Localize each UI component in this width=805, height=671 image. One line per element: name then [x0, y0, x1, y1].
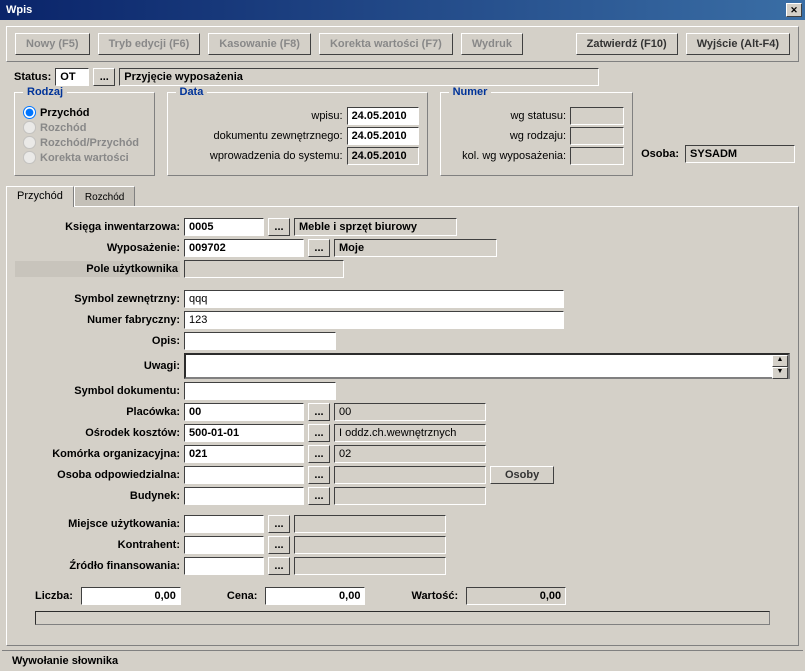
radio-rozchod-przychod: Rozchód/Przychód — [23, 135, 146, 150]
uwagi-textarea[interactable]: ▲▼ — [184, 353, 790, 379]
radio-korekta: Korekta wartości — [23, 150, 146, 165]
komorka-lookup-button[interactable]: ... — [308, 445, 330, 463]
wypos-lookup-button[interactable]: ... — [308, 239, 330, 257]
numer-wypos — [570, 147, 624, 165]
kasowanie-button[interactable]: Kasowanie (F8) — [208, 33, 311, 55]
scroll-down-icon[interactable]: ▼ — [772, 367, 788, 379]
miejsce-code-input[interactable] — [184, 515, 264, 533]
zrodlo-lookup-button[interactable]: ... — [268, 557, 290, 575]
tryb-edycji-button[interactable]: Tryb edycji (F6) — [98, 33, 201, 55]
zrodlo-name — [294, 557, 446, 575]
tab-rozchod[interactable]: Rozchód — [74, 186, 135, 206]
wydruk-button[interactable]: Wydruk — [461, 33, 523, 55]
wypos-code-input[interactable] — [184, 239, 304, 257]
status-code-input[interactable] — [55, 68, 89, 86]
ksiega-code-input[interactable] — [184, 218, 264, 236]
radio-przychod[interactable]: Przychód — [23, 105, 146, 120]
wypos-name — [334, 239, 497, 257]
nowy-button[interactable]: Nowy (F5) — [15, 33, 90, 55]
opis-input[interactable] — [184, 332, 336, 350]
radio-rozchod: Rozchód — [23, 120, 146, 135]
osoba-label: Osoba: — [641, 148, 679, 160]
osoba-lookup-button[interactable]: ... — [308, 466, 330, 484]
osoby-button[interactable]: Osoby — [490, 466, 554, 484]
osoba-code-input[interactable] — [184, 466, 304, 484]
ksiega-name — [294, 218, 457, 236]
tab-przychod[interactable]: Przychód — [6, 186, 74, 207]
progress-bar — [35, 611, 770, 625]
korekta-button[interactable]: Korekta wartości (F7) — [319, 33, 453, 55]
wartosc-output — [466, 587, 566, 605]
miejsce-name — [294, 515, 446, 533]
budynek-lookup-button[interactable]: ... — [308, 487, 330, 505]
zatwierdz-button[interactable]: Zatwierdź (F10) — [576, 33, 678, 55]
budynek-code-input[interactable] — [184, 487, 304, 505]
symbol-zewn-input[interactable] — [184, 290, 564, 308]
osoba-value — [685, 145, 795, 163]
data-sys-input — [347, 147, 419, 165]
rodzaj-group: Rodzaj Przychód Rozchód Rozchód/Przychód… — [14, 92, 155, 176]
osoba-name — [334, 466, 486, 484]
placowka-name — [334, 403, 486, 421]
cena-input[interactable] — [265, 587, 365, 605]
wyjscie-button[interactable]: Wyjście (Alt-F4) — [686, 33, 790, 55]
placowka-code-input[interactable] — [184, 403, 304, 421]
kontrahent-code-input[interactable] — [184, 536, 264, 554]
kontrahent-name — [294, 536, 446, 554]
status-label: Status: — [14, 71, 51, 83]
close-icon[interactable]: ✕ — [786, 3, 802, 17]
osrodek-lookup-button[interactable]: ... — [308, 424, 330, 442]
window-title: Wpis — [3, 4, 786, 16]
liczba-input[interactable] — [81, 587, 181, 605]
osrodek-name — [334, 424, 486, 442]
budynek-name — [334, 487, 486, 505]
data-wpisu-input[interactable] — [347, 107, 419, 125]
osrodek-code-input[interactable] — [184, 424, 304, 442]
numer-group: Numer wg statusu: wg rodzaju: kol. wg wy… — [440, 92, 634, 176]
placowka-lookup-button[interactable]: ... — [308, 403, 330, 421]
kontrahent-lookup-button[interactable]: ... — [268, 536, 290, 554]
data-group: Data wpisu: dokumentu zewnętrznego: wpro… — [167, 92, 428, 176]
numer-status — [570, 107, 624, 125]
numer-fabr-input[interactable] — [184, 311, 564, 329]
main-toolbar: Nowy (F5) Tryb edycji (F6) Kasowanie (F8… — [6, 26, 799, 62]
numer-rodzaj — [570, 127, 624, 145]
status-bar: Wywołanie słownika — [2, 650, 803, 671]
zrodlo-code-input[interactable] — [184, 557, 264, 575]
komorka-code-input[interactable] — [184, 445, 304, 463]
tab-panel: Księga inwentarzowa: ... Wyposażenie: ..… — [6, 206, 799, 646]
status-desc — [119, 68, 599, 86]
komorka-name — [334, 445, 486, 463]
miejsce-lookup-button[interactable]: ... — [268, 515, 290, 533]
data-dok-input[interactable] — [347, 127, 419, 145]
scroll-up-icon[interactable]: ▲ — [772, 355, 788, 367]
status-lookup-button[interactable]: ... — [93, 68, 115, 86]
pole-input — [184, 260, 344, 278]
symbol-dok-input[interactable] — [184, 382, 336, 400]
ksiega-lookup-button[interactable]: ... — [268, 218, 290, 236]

--

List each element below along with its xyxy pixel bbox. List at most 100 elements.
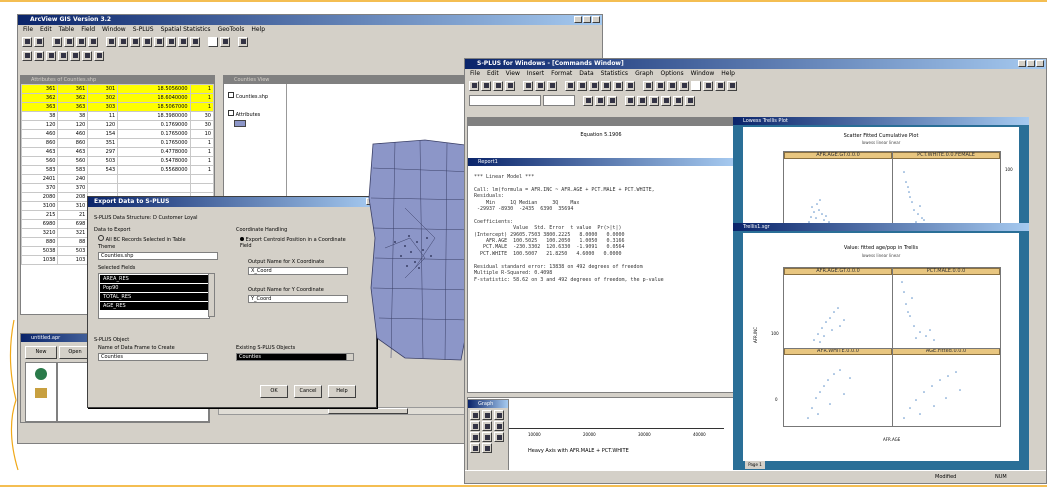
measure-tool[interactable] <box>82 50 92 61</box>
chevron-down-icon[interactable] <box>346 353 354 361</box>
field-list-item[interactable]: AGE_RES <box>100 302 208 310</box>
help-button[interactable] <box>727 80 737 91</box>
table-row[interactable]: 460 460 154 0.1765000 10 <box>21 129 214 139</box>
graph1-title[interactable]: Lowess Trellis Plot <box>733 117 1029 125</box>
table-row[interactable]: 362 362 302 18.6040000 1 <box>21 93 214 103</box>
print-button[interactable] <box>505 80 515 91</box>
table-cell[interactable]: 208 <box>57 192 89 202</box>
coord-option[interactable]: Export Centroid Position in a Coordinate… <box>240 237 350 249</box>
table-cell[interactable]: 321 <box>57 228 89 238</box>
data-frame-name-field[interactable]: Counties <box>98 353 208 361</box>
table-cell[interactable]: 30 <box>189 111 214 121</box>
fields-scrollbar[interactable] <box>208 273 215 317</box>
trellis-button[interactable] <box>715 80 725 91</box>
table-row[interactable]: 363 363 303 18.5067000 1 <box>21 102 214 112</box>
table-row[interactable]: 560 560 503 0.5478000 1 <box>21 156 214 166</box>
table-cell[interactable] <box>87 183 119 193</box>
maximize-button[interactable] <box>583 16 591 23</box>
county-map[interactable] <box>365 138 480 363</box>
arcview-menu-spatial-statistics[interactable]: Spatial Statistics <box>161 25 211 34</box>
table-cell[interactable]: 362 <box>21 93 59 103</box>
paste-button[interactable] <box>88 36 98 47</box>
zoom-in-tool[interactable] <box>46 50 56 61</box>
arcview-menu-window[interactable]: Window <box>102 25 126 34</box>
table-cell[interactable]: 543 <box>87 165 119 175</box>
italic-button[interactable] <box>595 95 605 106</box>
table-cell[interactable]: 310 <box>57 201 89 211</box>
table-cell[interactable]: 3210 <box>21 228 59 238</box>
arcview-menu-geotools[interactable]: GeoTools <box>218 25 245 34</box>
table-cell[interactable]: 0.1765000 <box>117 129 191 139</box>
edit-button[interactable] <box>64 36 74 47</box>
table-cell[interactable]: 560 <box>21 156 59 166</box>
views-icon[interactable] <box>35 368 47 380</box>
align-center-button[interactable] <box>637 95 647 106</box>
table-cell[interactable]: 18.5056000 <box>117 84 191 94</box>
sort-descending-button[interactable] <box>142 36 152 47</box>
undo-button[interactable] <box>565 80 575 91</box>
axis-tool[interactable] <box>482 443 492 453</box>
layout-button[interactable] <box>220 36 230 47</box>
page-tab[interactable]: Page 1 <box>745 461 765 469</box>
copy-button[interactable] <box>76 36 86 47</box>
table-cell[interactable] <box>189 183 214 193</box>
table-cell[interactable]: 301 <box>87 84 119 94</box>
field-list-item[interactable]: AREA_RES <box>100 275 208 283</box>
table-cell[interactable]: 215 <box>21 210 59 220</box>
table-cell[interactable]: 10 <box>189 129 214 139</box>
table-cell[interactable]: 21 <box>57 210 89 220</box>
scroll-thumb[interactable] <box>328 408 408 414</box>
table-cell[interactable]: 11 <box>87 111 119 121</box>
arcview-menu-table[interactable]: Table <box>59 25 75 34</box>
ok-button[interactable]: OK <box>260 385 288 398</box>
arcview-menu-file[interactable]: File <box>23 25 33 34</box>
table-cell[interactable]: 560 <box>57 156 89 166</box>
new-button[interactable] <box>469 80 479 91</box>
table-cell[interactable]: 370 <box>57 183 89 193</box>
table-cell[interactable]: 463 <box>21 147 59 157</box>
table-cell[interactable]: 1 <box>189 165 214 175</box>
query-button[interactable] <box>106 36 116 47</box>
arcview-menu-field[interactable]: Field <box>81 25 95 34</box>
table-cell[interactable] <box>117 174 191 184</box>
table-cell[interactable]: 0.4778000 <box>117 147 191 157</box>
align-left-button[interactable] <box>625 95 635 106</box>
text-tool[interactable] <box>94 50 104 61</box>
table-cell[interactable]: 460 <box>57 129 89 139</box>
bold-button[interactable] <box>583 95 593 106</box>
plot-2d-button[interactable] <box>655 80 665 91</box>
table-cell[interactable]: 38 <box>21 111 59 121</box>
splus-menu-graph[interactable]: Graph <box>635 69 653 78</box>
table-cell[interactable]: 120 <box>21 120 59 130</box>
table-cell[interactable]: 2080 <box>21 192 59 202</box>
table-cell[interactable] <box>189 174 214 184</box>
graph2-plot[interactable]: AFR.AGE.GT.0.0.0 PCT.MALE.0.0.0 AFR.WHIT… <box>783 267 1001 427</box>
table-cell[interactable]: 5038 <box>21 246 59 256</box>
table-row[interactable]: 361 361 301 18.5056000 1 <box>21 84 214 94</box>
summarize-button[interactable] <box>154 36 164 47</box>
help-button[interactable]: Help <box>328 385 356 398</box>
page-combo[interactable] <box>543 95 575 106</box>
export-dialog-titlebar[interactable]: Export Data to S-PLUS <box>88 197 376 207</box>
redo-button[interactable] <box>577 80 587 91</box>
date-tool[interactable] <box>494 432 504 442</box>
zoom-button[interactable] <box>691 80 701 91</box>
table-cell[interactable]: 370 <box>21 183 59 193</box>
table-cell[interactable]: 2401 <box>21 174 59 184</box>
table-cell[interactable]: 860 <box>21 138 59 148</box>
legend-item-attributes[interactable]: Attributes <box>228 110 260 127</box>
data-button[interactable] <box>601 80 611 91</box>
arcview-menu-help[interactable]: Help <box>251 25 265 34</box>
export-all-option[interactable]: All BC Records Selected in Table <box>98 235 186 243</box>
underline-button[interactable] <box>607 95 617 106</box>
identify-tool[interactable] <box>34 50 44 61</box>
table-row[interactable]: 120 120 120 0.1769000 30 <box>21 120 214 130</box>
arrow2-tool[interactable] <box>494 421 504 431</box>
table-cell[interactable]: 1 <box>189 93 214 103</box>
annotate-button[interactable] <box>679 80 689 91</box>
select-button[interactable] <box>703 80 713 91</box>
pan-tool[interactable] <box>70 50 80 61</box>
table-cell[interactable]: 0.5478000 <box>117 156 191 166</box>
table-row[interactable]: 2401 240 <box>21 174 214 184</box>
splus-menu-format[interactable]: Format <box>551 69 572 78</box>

* * *

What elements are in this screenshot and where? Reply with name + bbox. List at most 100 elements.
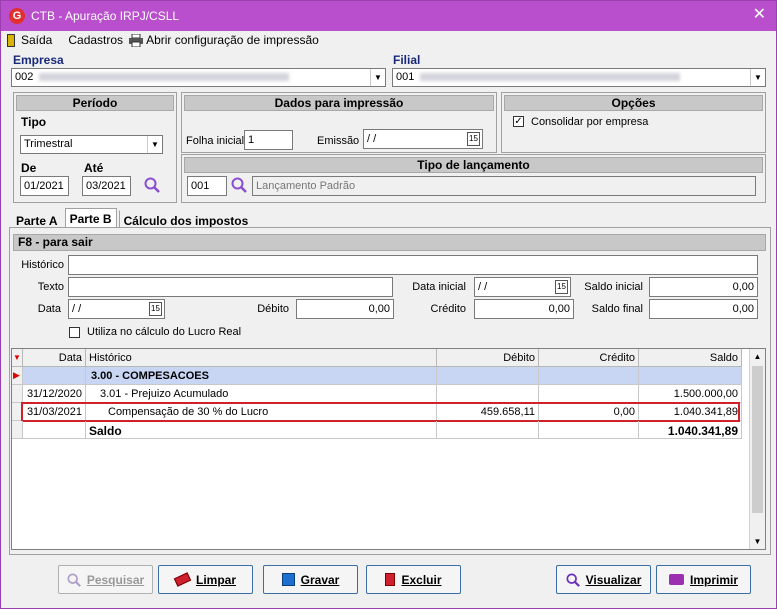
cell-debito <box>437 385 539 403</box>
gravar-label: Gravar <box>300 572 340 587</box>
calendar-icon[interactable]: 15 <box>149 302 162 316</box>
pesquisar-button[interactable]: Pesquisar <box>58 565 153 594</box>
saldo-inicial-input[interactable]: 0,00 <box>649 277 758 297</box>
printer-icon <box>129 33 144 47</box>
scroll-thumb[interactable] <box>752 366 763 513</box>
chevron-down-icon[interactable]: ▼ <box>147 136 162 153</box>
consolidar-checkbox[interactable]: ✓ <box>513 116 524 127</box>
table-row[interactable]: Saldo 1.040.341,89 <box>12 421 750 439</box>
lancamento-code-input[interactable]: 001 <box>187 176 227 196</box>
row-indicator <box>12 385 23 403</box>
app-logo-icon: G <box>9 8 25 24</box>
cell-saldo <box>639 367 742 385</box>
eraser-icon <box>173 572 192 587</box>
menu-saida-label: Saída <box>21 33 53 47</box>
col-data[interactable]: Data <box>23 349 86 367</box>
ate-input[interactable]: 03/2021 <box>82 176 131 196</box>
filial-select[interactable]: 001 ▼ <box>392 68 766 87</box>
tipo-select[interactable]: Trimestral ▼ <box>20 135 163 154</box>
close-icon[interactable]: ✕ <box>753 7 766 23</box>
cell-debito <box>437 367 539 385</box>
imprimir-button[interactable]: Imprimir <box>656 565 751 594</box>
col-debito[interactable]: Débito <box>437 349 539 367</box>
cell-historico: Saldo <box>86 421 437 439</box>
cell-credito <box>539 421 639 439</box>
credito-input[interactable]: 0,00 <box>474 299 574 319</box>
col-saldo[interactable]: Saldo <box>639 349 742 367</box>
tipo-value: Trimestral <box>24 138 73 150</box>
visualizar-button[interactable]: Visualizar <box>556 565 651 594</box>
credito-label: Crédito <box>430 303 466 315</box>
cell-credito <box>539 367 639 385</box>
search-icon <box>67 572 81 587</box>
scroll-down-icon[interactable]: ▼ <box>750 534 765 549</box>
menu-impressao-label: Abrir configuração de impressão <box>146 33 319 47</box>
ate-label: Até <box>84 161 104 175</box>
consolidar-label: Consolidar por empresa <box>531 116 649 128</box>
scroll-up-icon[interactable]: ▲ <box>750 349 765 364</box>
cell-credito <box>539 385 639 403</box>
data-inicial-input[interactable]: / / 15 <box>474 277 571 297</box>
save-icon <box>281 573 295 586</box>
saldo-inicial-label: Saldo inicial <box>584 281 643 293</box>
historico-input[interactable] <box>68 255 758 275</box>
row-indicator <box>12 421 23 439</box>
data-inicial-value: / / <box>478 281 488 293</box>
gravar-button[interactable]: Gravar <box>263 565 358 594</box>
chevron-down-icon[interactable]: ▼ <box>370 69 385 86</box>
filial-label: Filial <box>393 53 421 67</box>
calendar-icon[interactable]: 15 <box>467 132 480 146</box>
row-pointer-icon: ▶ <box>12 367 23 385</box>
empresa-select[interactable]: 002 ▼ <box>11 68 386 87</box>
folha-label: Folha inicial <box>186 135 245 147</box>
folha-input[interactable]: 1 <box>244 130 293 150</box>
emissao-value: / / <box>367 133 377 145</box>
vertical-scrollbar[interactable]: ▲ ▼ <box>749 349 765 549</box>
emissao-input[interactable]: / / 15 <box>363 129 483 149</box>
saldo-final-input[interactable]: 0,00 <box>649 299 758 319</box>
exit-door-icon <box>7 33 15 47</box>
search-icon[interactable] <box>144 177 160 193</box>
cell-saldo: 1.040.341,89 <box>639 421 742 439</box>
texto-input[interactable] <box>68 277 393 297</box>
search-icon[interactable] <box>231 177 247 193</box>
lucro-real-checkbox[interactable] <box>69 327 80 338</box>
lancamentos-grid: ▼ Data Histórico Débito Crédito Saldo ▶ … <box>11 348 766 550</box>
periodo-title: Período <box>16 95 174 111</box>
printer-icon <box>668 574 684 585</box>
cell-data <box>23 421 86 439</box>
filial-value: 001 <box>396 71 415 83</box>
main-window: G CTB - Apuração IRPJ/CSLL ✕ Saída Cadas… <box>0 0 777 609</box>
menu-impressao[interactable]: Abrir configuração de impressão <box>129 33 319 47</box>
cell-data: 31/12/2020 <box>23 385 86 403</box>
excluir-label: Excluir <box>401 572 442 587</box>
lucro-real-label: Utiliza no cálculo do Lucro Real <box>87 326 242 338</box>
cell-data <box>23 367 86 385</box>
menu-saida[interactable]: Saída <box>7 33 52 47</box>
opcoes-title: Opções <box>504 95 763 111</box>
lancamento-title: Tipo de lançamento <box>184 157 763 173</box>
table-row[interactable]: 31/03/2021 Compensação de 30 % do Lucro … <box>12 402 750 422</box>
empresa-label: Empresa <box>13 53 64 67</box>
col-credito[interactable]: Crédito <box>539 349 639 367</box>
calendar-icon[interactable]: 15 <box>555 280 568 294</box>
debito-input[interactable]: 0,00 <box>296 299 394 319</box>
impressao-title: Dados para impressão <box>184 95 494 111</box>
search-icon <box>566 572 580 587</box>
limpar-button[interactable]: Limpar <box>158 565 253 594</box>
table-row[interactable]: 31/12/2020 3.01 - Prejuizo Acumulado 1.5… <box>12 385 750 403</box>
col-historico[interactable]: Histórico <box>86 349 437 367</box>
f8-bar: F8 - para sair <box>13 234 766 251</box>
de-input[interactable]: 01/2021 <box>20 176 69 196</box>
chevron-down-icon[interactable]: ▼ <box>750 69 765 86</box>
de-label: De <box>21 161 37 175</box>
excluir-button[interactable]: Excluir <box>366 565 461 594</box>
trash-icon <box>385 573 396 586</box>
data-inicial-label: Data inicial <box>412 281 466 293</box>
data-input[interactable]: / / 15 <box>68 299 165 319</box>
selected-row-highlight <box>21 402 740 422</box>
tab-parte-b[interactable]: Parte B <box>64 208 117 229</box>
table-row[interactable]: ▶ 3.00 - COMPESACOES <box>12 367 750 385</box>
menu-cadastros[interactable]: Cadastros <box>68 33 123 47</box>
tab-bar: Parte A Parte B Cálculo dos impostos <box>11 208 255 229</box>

TASK DETAILS
Report each line of the entries above that contains the string "bbox", treating uppercase and lowercase letters as distinct.

RESULT OF THE EXERCISE
List each element below along with its xyxy pixel bbox. List at most 100 elements.
What elements are in this screenshot and where? Reply with name + bbox. List at most 100 elements.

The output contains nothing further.